### Data to process:
###
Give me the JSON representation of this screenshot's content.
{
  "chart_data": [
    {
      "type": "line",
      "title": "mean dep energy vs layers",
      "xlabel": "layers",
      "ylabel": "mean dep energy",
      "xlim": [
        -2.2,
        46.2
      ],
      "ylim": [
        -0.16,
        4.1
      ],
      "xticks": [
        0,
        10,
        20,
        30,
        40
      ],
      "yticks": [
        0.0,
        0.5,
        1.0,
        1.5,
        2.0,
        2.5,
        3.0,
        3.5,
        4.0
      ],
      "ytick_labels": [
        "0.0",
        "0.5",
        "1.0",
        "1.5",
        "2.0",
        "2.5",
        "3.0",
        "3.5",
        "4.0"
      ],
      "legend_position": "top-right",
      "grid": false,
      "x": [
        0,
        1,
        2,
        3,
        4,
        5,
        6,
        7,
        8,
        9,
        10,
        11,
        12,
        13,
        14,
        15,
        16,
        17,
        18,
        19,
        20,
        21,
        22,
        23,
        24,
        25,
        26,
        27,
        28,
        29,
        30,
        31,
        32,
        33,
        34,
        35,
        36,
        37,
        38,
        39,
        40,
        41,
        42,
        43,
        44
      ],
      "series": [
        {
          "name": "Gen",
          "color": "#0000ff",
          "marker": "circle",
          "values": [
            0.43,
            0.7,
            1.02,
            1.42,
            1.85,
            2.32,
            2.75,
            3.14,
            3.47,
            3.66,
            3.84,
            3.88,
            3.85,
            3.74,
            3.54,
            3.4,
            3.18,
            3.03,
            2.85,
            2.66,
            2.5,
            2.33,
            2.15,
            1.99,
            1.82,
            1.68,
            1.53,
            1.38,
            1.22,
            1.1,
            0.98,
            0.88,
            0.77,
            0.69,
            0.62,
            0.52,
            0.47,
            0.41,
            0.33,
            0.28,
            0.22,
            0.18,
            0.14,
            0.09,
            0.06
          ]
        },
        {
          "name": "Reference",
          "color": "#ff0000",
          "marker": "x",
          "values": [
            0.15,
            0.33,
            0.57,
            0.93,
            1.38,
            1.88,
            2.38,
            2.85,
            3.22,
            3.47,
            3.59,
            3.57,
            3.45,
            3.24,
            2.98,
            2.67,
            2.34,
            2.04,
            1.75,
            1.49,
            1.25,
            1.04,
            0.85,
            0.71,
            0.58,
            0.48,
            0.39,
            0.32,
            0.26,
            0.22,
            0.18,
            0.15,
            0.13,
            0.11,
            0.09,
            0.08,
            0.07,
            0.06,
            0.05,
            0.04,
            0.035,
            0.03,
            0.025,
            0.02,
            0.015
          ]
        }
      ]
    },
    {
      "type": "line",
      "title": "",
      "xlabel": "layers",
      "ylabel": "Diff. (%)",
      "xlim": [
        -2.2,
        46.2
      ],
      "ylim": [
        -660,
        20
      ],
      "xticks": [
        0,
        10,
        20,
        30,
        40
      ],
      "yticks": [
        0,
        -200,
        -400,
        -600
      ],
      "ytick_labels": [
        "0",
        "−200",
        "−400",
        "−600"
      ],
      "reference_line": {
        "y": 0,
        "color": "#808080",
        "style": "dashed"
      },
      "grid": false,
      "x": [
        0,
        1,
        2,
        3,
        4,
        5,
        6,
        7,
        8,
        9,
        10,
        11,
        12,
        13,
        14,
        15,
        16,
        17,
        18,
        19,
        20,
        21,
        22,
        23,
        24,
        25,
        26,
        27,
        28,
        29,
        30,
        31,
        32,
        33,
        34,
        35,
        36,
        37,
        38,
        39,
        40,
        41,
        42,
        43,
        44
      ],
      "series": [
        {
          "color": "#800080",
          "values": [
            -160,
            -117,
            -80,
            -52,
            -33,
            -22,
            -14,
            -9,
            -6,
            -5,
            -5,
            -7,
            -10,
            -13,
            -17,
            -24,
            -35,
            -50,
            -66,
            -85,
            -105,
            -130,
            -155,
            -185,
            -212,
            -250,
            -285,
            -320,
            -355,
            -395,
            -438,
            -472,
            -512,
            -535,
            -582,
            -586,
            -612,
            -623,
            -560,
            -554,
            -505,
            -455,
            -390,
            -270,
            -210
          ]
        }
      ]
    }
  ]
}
###
### Written task:
Transcribe the full listing above without leaving anything out.

### Problem solution:
Give me the JSON representation of this screenshot's content.
{
  "chart_data": [
    {
      "type": "line",
      "title": "mean dep energy vs layers",
      "xlabel": "layers",
      "ylabel": "mean dep energy",
      "xlim": [
        -2.2,
        46.2
      ],
      "ylim": [
        -0.16,
        4.1
      ],
      "xticks": [
        0,
        10,
        20,
        30,
        40
      ],
      "yticks": [
        0.0,
        0.5,
        1.0,
        1.5,
        2.0,
        2.5,
        3.0,
        3.5,
        4.0
      ],
      "ytick_labels": [
        "0.0",
        "0.5",
        "1.0",
        "1.5",
        "2.0",
        "2.5",
        "3.0",
        "3.5",
        "4.0"
      ],
      "legend_position": "top-right",
      "grid": false,
      "x": [
        0,
        1,
        2,
        3,
        4,
        5,
        6,
        7,
        8,
        9,
        10,
        11,
        12,
        13,
        14,
        15,
        16,
        17,
        18,
        19,
        20,
        21,
        22,
        23,
        24,
        25,
        26,
        27,
        28,
        29,
        30,
        31,
        32,
        33,
        34,
        35,
        36,
        37,
        38,
        39,
        40,
        41,
        42,
        43,
        44
      ],
      "series": [
        {
          "name": "Gen",
          "color": "#0000ff",
          "marker": "circle",
          "values": [
            0.43,
            0.7,
            1.02,
            1.42,
            1.85,
            2.32,
            2.75,
            3.14,
            3.47,
            3.66,
            3.84,
            3.88,
            3.85,
            3.74,
            3.54,
            3.4,
            3.18,
            3.03,
            2.85,
            2.66,
            2.5,
            2.33,
            2.15,
            1.99,
            1.82,
            1.68,
            1.53,
            1.38,
            1.22,
            1.1,
            0.98,
            0.88,
            0.77,
            0.69,
            0.62,
            0.52,
            0.47,
            0.41,
            0.33,
            0.28,
            0.22,
            0.18,
            0.14,
            0.09,
            0.06
          ]
        },
        {
          "name": "Reference",
          "color": "#ff0000",
          "marker": "x",
          "values": [
            0.15,
            0.33,
            0.57,
            0.93,
            1.38,
            1.88,
            2.38,
            2.85,
            3.22,
            3.47,
            3.59,
            3.57,
            3.45,
            3.24,
            2.98,
            2.67,
            2.34,
            2.04,
            1.75,
            1.49,
            1.25,
            1.04,
            0.85,
            0.71,
            0.58,
            0.48,
            0.39,
            0.32,
            0.26,
            0.22,
            0.18,
            0.15,
            0.13,
            0.11,
            0.09,
            0.08,
            0.07,
            0.06,
            0.05,
            0.04,
            0.035,
            0.03,
            0.025,
            0.02,
            0.015
          ]
        }
      ]
    },
    {
      "type": "line",
      "title": "",
      "xlabel": "layers",
      "ylabel": "Diff. (%)",
      "xlim": [
        -2.2,
        46.2
      ],
      "ylim": [
        -660,
        20
      ],
      "xticks": [
        0,
        10,
        20,
        30,
        40
      ],
      "yticks": [
        0,
        -200,
        -400,
        -600
      ],
      "ytick_labels": [
        "0",
        "−200",
        "−400",
        "−600"
      ],
      "reference_line": {
        "y": 0,
        "color": "#808080",
        "style": "dashed"
      },
      "grid": false,
      "x": [
        0,
        1,
        2,
        3,
        4,
        5,
        6,
        7,
        8,
        9,
        10,
        11,
        12,
        13,
        14,
        15,
        16,
        17,
        18,
        19,
        20,
        21,
        22,
        23,
        24,
        25,
        26,
        27,
        28,
        29,
        30,
        31,
        32,
        33,
        34,
        35,
        36,
        37,
        38,
        39,
        40,
        41,
        42,
        43,
        44
      ],
      "series": [
        {
          "color": "#800080",
          "values": [
            -160,
            -117,
            -80,
            -52,
            -33,
            -22,
            -14,
            -9,
            -6,
            -5,
            -5,
            -7,
            -10,
            -13,
            -17,
            -24,
            -35,
            -50,
            -66,
            -85,
            -105,
            -130,
            -155,
            -185,
            -212,
            -250,
            -285,
            -320,
            -355,
            -395,
            -438,
            -472,
            -512,
            -535,
            -582,
            -586,
            -612,
            -623,
            -560,
            -554,
            -505,
            -455,
            -390,
            -270,
            -210
          ]
        }
      ]
    }
  ]
}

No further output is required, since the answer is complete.